• Short problem:
Wherever the string "Percent" appears in a line, extract that line.

• Supplied data:

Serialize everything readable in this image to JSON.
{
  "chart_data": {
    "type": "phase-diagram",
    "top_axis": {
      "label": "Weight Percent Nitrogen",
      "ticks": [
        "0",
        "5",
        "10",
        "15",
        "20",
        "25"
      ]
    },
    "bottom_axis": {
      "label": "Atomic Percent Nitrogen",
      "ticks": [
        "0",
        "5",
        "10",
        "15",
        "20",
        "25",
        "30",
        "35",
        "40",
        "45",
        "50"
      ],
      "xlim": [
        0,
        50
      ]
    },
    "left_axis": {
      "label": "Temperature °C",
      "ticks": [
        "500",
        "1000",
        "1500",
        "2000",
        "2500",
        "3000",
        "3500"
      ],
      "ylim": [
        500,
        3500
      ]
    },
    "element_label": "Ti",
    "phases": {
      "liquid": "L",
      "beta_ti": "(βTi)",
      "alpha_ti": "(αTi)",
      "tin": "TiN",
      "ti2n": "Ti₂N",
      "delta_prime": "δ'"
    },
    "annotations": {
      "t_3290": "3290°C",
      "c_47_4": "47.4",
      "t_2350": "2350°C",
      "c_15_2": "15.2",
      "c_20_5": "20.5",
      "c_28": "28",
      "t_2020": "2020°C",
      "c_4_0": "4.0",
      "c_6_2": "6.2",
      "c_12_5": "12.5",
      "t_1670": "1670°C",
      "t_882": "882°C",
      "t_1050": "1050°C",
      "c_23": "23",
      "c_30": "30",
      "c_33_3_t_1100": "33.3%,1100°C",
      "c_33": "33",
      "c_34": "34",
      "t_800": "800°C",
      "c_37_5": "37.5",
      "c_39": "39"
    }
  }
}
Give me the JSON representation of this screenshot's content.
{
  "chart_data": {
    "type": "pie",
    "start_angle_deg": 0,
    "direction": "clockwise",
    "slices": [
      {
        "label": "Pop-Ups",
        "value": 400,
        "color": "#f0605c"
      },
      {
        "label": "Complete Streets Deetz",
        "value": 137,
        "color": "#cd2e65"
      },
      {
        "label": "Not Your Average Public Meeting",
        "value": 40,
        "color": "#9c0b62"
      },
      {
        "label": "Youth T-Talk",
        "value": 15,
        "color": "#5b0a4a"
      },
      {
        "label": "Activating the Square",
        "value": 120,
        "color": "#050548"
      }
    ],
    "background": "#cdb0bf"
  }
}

• Written solution:
      "label": "Weight Percent Nitrogen",
      "label": "Atomic Percent Nitrogen",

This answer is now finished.